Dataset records
*-*-*

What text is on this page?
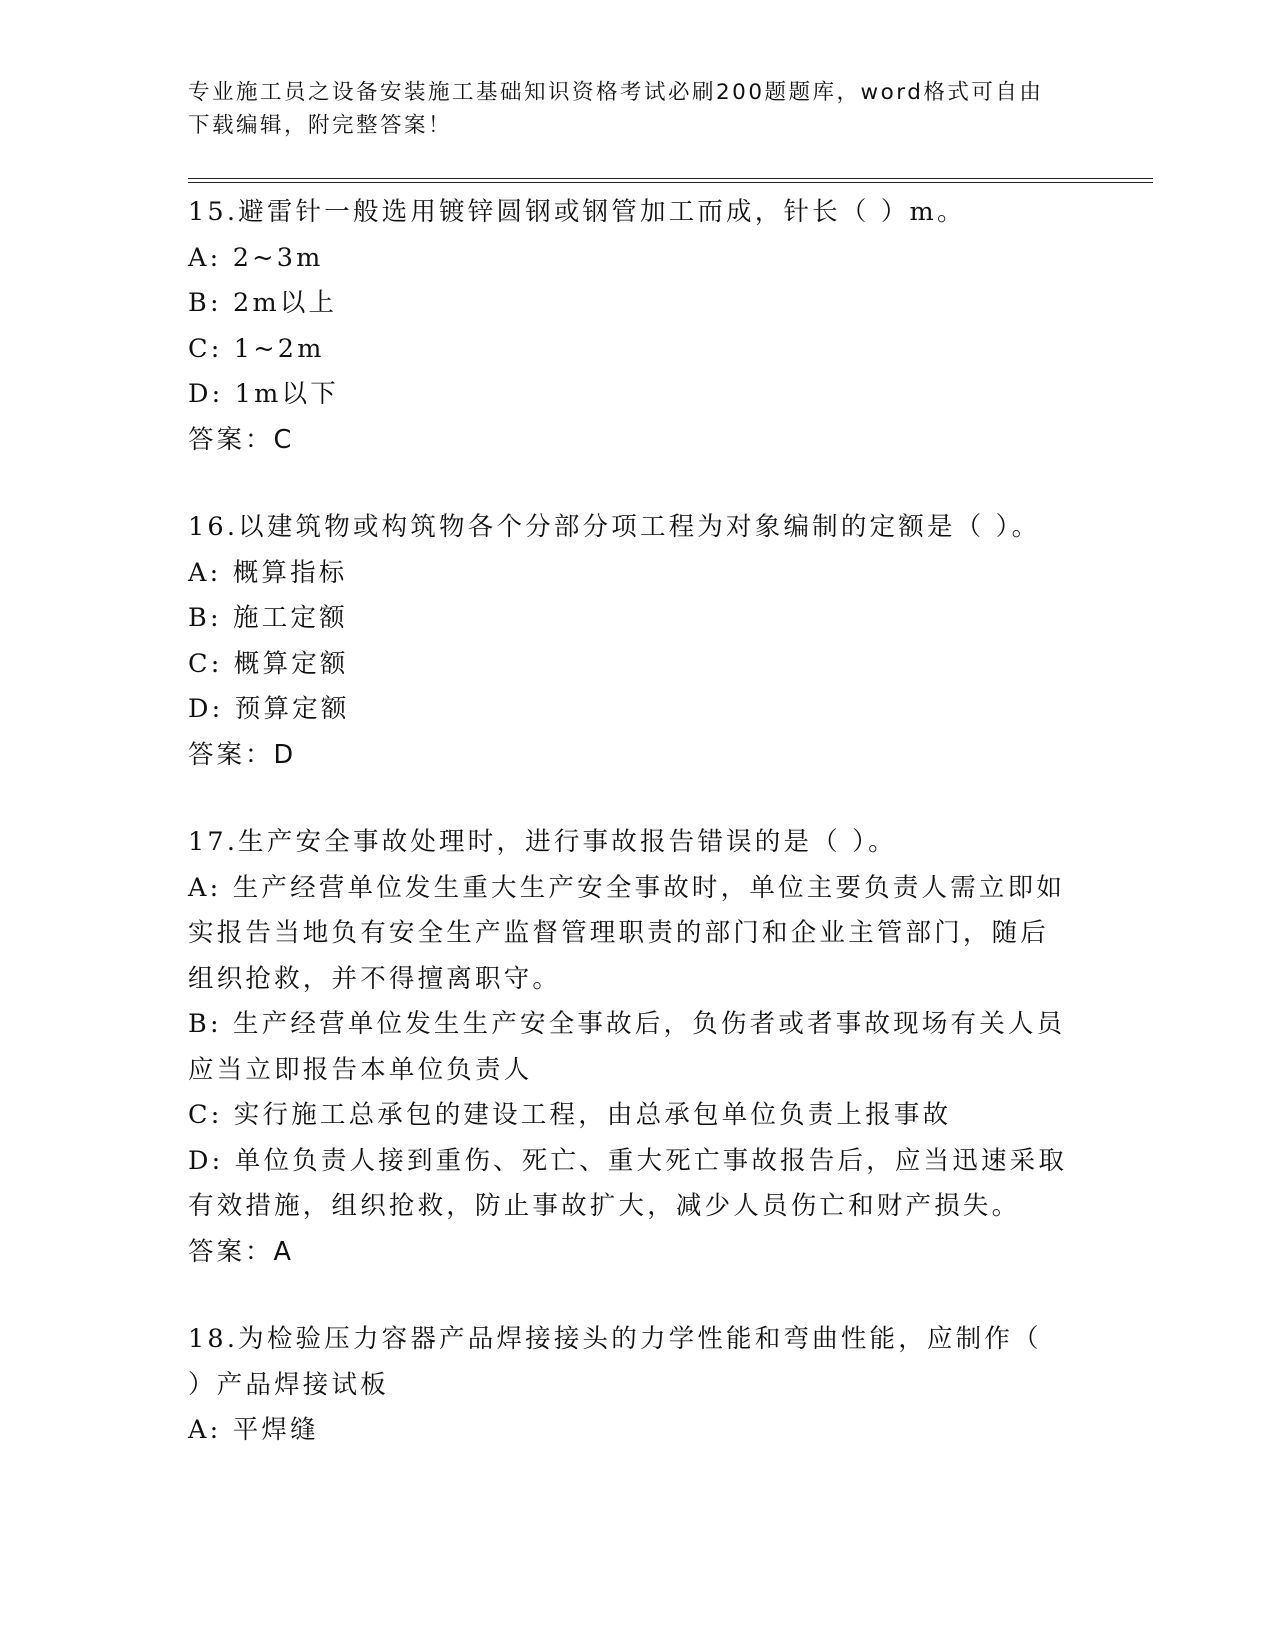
专业施工员之设备安装施工基础知识资格考试必刷200题题库，word格式可自由
下载编辑，附完整答案！
15.避雷针一般选用镀锌圆钢或钢管加工而成，针长（ ）m。
A: 2~3m
B: 2m以上
C: 1~2m
D: 1m以下
答案：C
16.以建筑物或构筑物各个分部分项工程为对象编制的定额是（ ）。
A: 概算指标
B: 施工定额
C: 概算定额
D: 预算定额
答案：D
17.生产安全事故处理时，进行事故报告错误的是（ ）。
A: 生产经营单位发生重大生产安全事故时，单位主要负责人需立即如
实报告当地负有安全生产监督管理职责的部门和企业主管部门，随后
组织抢救，并不得擅离职守。
B: 生产经营单位发生生产安全事故后，负伤者或者事故现场有关人员
应当立即报告本单位负责人
C: 实行施工总承包的建设工程，由总承包单位负责上报事故
D: 单位负责人接到重伤、死亡、重大死亡事故报告后，应当迅速采取
有效措施，组织抢救，防止事故扩大，减少人员伤亡和财产损失。
答案：A
18.为检验压力容器产品焊接接头的力学性能和弯曲性能，应制作（
）产品焊接试板
A: 平焊缝
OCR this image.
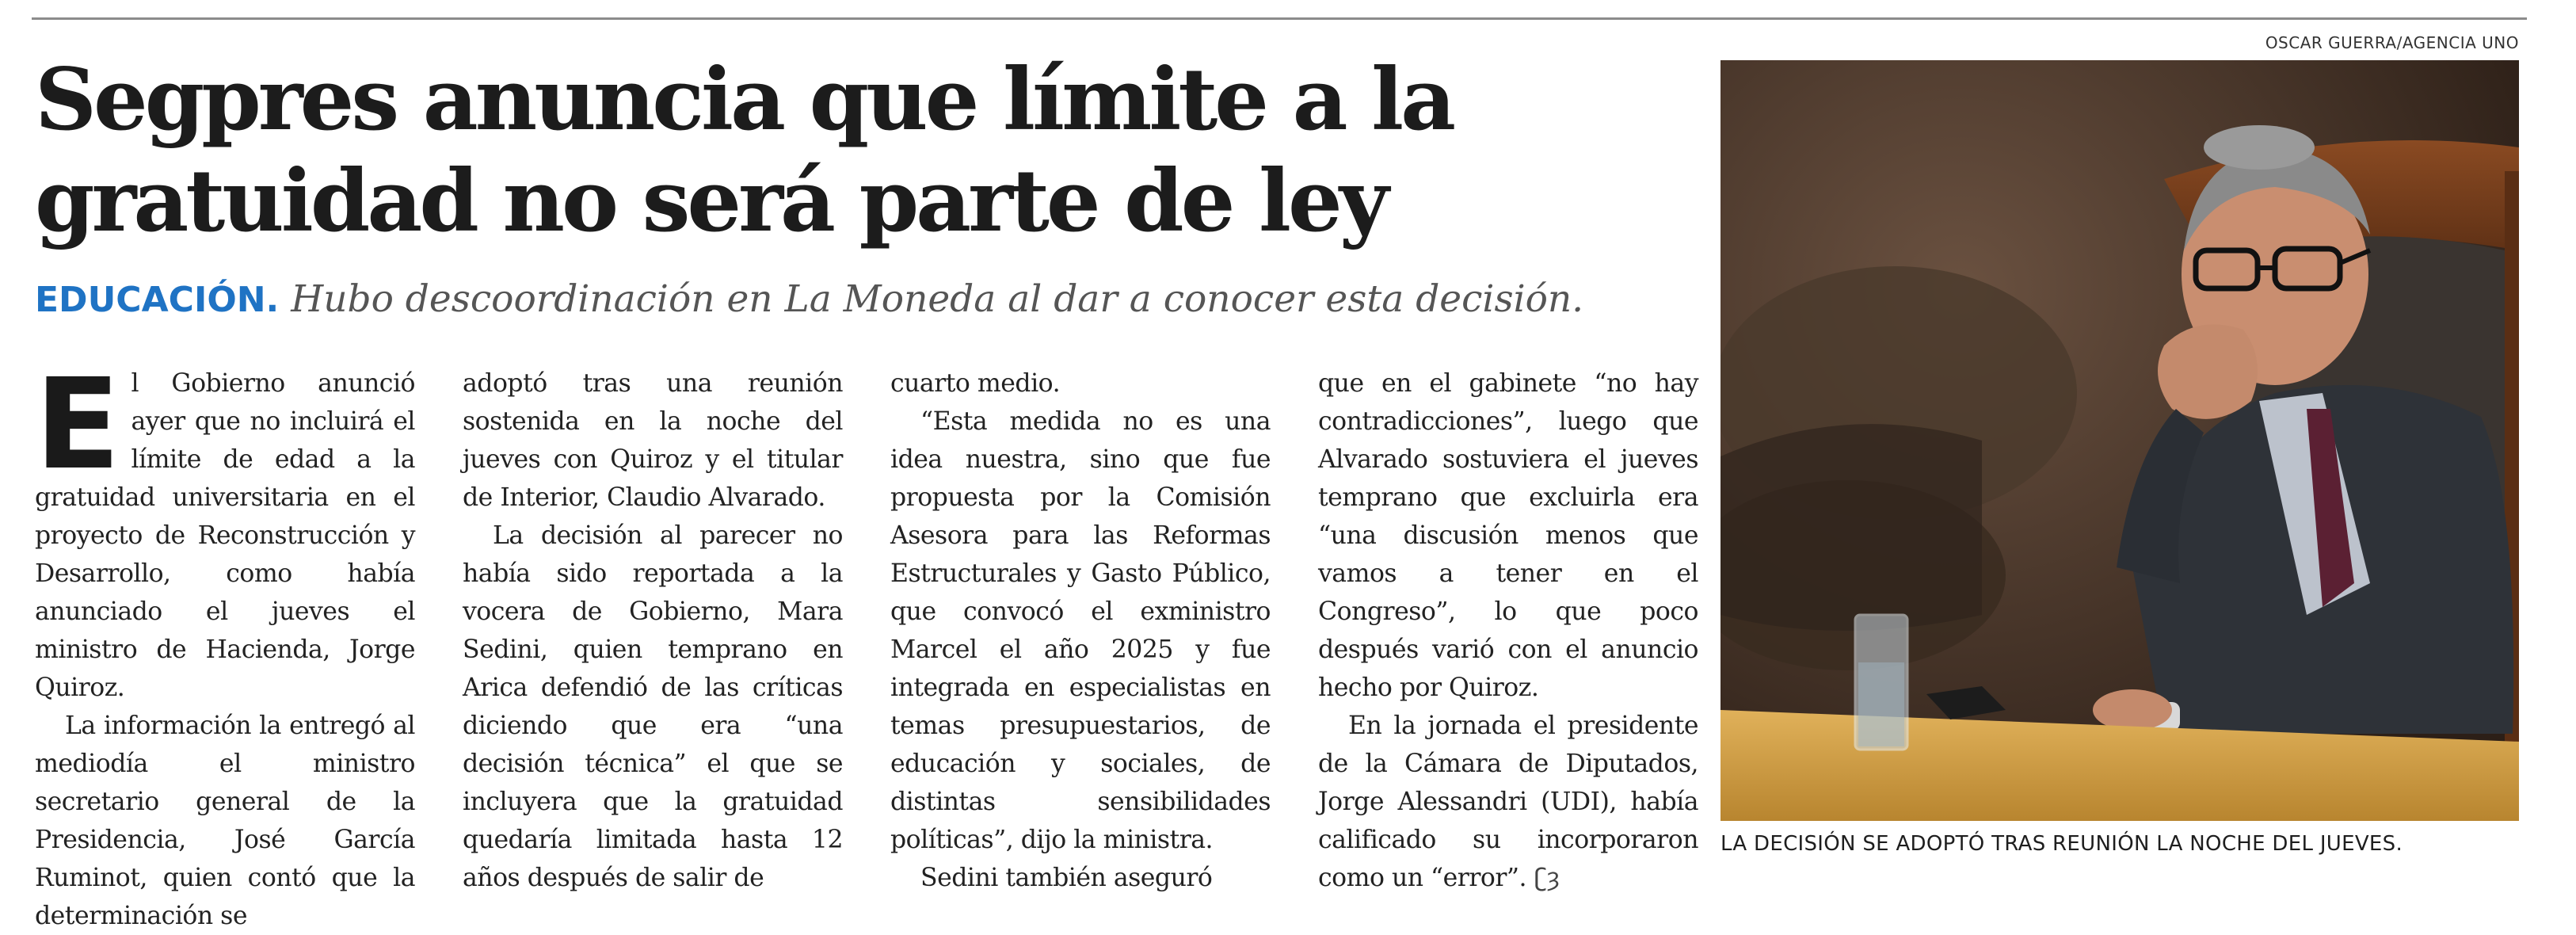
Segpres anuncia que límite a la
gratuidad no será parte de ley
EDUCACIÓN. Hubo descoordinación en La Moneda al dar a conocer esta decisión.

El Gobierno anunció ayer que no incluirá el límite de edad a la gratuidad universitaria en el proyecto de Reconstrucción y Desarrollo, como había anunciado el jueves el ministro de Hacienda, Jorge Quiroz.

La información la entregó al mediodía el ministro secretario general de la Presidencia, José García Ruminot, quien contó que la determinación se

adoptó tras una reunión sostenida en la noche del jueves con Quiroz y el titular de Interior, Claudio Alvarado.

La decisión al parecer no había sido reportada a la vocera de Gobierno, Mara Sedini, quien temprano en Arica defendió de las críticas diciendo que era “una decisión técnica” el que se incluyera que la gratuidad quedaría limitada hasta 12 años después de salir de

cuarto medio.

“Esta medida no es una idea nuestra, sino que fue propuesta por la Comisión Asesora para las Reformas Estructurales y Gasto Público, que convocó el exministro Marcel el año 2025 y fue integrada en especialistas en temas presupuestarios, de educación y sociales, de distintas sensibilidades políticas”, dijo la ministra.

Sedini también aseguró

que en el gabinete “no hay contradicciones”, luego que Alvarado sostuviera el jueves temprano que excluirla era “una discusión menos que vamos a tener en el Congreso”, lo que poco después varió con el anuncio hecho por Quiroz.

En la jornada el presidente de la Cámara de Diputados, Jorge Alessandri (UDI), había calificado su incorporaron como un “error”. ʗȝ

OSCAR GUERRA/AGENCIA UNO
LA DECISIÓN SE ADOPTÓ TRAS REUNIÓN LA NOCHE DEL JUEVES.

*-*-*

Your goal: Generate a word-for-word copy of the preceding records, excluding all pictures.

Final answer:
What text is on this page?
专业施工员之设备安装施工基础知识资格考试必刷200题题库，word格式可自由
下载编辑，附完整答案！
15.避雷针一般选用镀锌圆钢或钢管加工而成，针长（ ）m。
A: 2~3m
B: 2m以上
C: 1~2m
D: 1m以下
答案：C
16.以建筑物或构筑物各个分部分项工程为对象编制的定额是（ ）。
A: 概算指标
B: 施工定额
C: 概算定额
D: 预算定额
答案：D
17.生产安全事故处理时，进行事故报告错误的是（ ）。
A: 生产经营单位发生重大生产安全事故时，单位主要负责人需立即如
实报告当地负有安全生产监督管理职责的部门和企业主管部门，随后
组织抢救，并不得擅离职守。
B: 生产经营单位发生生产安全事故后，负伤者或者事故现场有关人员
应当立即报告本单位负责人
C: 实行施工总承包的建设工程，由总承包单位负责上报事故
D: 单位负责人接到重伤、死亡、重大死亡事故报告后，应当迅速采取
有效措施，组织抢救，防止事故扩大，减少人员伤亡和财产损失。
答案：A
18.为检验压力容器产品焊接接头的力学性能和弯曲性能，应制作（
）产品焊接试板
A: 平焊缝
OCR this image.
Segpres anuncia que límite a la
gratuidad no será parte de ley
EDUCACIÓN. Hubo descoordinación en La Moneda al dar a conocer esta decisión.

El Gobierno anunció ayer que no incluirá el límite de edad a la gratuidad universitaria en el proyecto de Reconstrucción y Desarrollo, como había anunciado el jueves el ministro de Hacienda, Jorge Quiroz.

La información la entregó al mediodía el ministro secretario general de la Presidencia, José García Ruminot, quien contó que la determinación se

adoptó tras una reunión sostenida en la noche del jueves con Quiroz y el titular de Interior, Claudio Alvarado.

La decisión al parecer no había sido reportada a la vocera de Gobierno, Mara Sedini, quien temprano en Arica defendió de las críticas diciendo que era “una decisión técnica” el que se incluyera que la gratuidad quedaría limitada hasta 12 años después de salir de

cuarto medio.

“Esta medida no es una idea nuestra, sino que fue propuesta por la Comisión Asesora para las Reformas Estructurales y Gasto Público, que convocó el exministro Marcel el año 2025 y fue integrada en especialistas en temas presupuestarios, de educación y sociales, de distintas sensibilidades políticas”, dijo la ministra.

Sedini también aseguró

que en el gabinete “no hay contradicciones”, luego que Alvarado sostuviera el jueves temprano que excluirla era “una discusión menos que vamos a tener en el Congreso”, lo que poco después varió con el anuncio hecho por Quiroz.

En la jornada el presidente de la Cámara de Diputados, Jorge Alessandri (UDI), había calificado su incorporaron como un “error”. ʗȝ

OSCAR GUERRA/AGENCIA UNO
LA DECISIÓN SE ADOPTÓ TRAS REUNIÓN LA NOCHE DEL JUEVES.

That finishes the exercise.